'''
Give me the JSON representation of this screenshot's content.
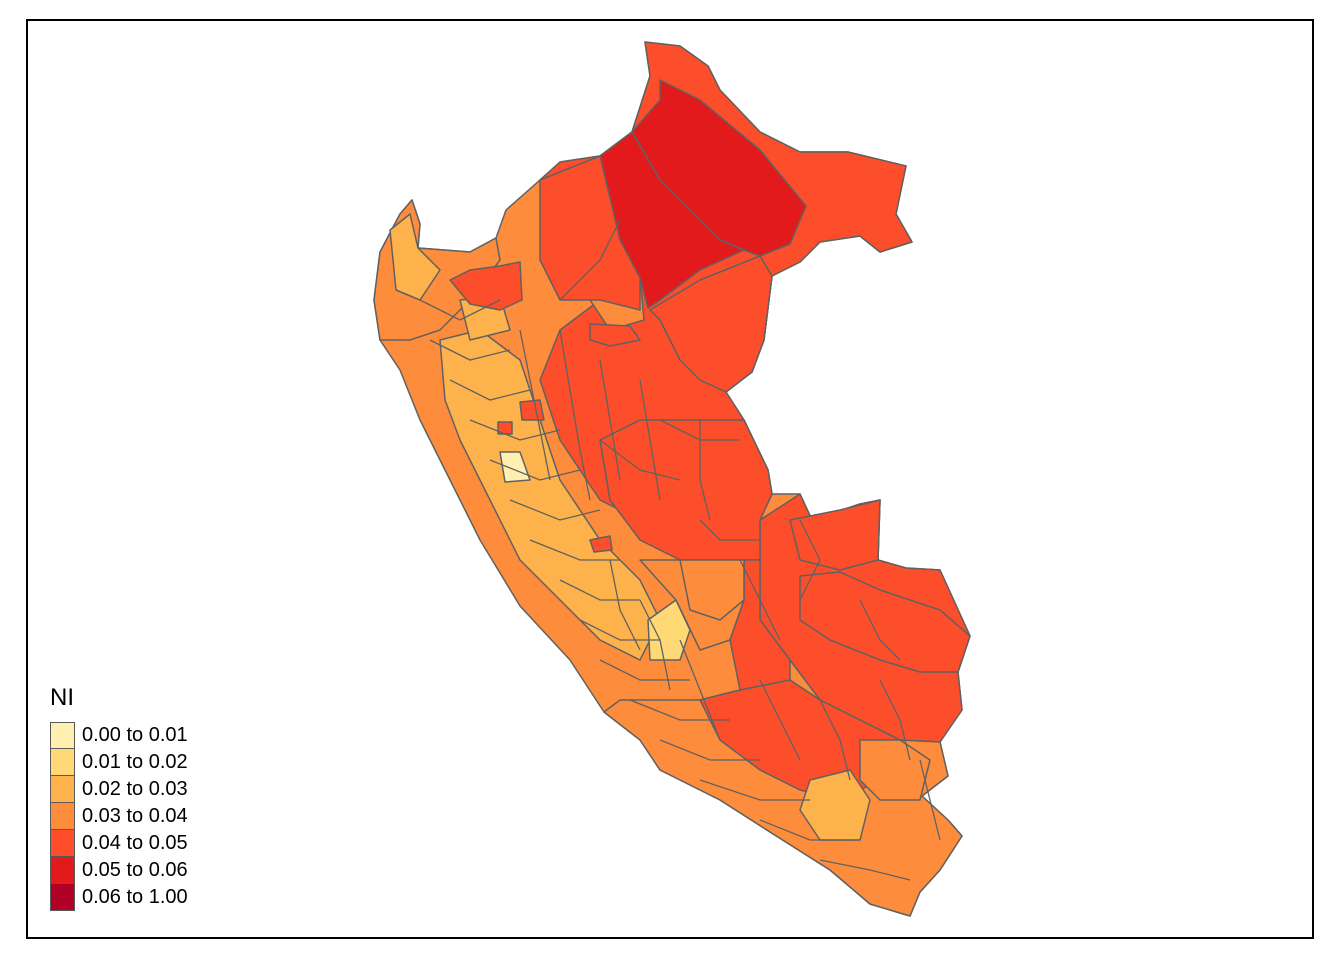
{
  "legend": {
    "title": "NI",
    "classes": [
      {
        "label": "0.00 to 0.01",
        "color": "#ffefb0"
      },
      {
        "label": "0.01 to 0.02",
        "color": "#fed976"
      },
      {
        "label": "0.02 to 0.03",
        "color": "#feb24c"
      },
      {
        "label": "0.03 to 0.04",
        "color": "#fd8d3c"
      },
      {
        "label": "0.04 to 0.05",
        "color": "#fc4e2a"
      },
      {
        "label": "0.05 to 0.06",
        "color": "#e31a1c"
      },
      {
        "label": "0.06 to 1.00",
        "color": "#b10026"
      }
    ]
  },
  "map": {
    "border_color": "#616161",
    "region_classes": [
      3,
      4,
      5,
      4,
      4,
      3,
      2,
      1,
      3,
      4,
      2,
      3,
      4,
      3,
      2,
      3,
      2,
      0,
      3,
      4
    ]
  }
}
'''
** SET PROBLEM **
Gather each line from the listing above that holds "label".

** THE COMPLETED TASK **
        "label": "0.00 to 0.01",
        "label": "0.01 to 0.02",
        "label": "0.02 to 0.03",
        "label": "0.03 to 0.04",
        "label": "0.04 to 0.05",
        "label": "0.05 to 0.06",
        "label": "0.06 to 1.00",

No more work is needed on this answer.